----- Okuma metni -----

Yargıtay Kararı 8. Hukuk Dairesi 2018/14112 E. 2019/2490 K. 11.03.2019 T.

YARGITAY KARARI
DAİRE : 8. Hukuk Dairesi
ESAS NO : 2018/14112
KARAR NO : 2019/2490
KARAR TARİHİ : 11.03.2019

MAHKEMESİ :Asliye Hukuk Mahkemesi

Taraflar arasında görülen ve yukarıda açıklanan davada yapılan yargılama sonucunda Mahkemece verilen davanın kabulüne dair kararın bir kısım davalılar vekili Avukat …, davalı … vekili Avukat …, davalı … Hazine vekili, bir kısım davalılar vekili Avukat …, davalı … vekili Avukat …. tarafından temyiz edilmesi üzerine Dairenin 07.06.2016 tarihli ve 2015/5045 Esas, 2016/9993 Karar sayılı ilamı ile bozulmasına karar verilmişti. Davalı Hazine vekili, bir kısım davalılar vekili Avukat …, davacı vekili tarafından süresinde kararın düzeltilmesi istenmiş olmakla dosya incelendi gereği düşünüldü:

K A R A R

Davacı vekili, dava konusu 88 parsel sayılı taşınmazın 1/3’ünün ölü Hacı … oğlu … Efendi oğlu … mirasçıları, 1/3’ünün ölü Hacı … oğlu … Efendi kızı … mirasçıları ve 1/3’ünün ise ölü Hacı … oğlu … Efendi kızı… mirasçıları adına kayıtlı olduğunu, …, … ve…nin 20 yıldan fazla zamandır ölü olduğunu davacının zilyetliğinin kadastrodan öncesinde dahi olduğunu, zilyetliğin 20 yılı aşkın süredir bulunduğundan ve mirasçılar da bu zamana kadar intikal yaptırmadığından TMK’nin 713/2. maddesindeki “ölüm “hukuki sebebine dayanarak tapu kaydının iptali ile davacı adına tapuya tesciline karar verilmesini istemiştir.

-----

Yukarıdaki Yargıtay kararında "Davacı vekili, dava" sözlerinden başlayıp "karar verilmesini istemiştir." sözlerine kadar inen kısmın hepsini hiç değiştirmeden kopyala.

----- Verilen malzeme -----

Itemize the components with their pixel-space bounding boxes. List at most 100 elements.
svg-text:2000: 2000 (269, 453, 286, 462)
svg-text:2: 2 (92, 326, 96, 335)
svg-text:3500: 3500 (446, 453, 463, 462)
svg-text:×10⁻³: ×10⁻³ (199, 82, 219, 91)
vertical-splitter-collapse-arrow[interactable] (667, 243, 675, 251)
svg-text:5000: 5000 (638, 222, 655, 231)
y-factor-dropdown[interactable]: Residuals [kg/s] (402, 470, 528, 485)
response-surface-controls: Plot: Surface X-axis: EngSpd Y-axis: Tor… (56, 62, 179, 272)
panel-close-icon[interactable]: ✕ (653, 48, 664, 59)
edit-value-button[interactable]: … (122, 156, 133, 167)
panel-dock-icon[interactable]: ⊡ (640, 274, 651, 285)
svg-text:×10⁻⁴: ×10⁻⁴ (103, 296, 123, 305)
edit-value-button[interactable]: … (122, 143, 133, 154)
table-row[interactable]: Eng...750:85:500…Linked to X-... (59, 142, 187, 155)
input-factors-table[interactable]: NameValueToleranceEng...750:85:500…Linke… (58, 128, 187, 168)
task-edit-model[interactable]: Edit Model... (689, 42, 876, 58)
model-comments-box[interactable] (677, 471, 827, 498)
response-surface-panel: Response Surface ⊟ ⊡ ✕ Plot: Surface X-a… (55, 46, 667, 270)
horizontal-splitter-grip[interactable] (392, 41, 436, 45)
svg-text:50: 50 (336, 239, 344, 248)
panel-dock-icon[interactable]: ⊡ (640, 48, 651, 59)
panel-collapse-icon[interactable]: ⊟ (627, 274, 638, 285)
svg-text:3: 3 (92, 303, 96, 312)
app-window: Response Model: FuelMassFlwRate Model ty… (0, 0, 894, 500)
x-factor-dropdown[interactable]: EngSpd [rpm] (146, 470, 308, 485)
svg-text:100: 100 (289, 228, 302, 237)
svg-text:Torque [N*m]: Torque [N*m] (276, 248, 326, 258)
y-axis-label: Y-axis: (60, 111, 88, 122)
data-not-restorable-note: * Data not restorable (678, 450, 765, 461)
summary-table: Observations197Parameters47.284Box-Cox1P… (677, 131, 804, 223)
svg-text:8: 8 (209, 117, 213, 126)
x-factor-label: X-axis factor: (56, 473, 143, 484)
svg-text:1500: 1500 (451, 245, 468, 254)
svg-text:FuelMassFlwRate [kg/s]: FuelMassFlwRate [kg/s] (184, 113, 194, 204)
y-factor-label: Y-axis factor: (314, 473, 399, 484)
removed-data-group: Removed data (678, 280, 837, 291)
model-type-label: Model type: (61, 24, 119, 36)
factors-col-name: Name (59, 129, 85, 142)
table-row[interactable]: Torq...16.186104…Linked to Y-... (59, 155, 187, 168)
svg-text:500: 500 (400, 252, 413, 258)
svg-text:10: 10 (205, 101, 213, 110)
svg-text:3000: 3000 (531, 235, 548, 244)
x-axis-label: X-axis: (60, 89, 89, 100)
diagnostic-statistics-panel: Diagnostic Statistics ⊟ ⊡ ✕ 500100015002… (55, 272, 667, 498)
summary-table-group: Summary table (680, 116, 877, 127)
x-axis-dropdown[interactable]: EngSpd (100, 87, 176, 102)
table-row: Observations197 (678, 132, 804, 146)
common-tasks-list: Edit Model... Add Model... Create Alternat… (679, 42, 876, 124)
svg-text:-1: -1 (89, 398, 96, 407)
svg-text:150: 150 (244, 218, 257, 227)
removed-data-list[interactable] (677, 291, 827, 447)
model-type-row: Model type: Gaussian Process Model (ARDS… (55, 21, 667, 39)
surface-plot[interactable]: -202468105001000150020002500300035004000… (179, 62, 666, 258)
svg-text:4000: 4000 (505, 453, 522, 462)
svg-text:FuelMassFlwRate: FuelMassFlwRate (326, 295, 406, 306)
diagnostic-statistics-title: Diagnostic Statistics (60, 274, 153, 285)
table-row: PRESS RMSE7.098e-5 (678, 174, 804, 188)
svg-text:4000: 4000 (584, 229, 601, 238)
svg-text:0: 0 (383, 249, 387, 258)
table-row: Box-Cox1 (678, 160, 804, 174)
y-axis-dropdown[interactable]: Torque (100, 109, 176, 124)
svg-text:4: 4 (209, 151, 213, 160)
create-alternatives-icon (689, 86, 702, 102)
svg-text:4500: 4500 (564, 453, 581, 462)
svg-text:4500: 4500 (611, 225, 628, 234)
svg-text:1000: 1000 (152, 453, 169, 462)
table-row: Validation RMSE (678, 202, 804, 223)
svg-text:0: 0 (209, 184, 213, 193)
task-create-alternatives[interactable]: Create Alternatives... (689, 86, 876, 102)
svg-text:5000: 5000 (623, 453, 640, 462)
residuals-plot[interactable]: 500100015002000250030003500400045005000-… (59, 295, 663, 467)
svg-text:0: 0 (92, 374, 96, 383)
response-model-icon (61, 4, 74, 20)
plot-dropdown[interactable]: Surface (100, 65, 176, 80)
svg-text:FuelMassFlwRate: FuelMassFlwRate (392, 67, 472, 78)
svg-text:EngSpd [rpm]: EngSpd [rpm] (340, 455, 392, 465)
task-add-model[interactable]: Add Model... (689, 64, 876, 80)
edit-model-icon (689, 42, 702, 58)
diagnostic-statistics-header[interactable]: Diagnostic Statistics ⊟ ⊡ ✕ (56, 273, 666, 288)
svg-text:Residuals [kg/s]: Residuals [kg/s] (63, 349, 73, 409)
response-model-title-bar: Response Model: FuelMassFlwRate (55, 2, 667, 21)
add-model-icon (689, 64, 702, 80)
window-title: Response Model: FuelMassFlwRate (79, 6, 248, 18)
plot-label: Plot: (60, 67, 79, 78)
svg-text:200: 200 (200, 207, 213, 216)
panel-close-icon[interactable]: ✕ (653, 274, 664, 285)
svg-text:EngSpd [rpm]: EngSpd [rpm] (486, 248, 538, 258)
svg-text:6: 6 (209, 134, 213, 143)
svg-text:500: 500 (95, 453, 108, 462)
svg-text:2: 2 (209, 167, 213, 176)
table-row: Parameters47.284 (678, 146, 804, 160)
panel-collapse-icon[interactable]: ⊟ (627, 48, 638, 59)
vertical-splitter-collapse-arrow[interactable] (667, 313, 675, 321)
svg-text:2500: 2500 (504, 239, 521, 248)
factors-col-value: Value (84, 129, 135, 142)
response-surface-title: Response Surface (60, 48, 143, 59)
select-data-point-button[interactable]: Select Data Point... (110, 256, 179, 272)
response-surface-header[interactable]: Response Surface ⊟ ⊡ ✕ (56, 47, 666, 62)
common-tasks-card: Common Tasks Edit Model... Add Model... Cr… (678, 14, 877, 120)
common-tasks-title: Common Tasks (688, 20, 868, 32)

-----

**Çözüm**
Davacı vekili, dava konusu 88 parsel sayılı taşınmazın 1/3’ünün ölü Hacı … oğlu … Efendi oğlu … mirasçıları, 1/3’ünün ölü Hacı … oğlu … Efendi kızı … mirasçıları ve 1/3’ünün ise ölü Hacı … oğlu … Efendi kızı… mirasçıları adına kayıtlı olduğunu, …, … ve…nin 20 yıldan fazla zamandır ölü olduğunu davacının zilyetliğinin kadastrodan öncesinde dahi olduğunu, zilyetliğin 20 yılı aşkın süredir bulunduğundan ve mirasçılar da bu zamana kadar intikal yaptırmadığından TMK’nin 713/2. maddesindeki “ölüm “hukuki sebebine dayanarak tapu kaydının iptali ile davacı adına tapuya tesciline karar verilmesini istemiştir.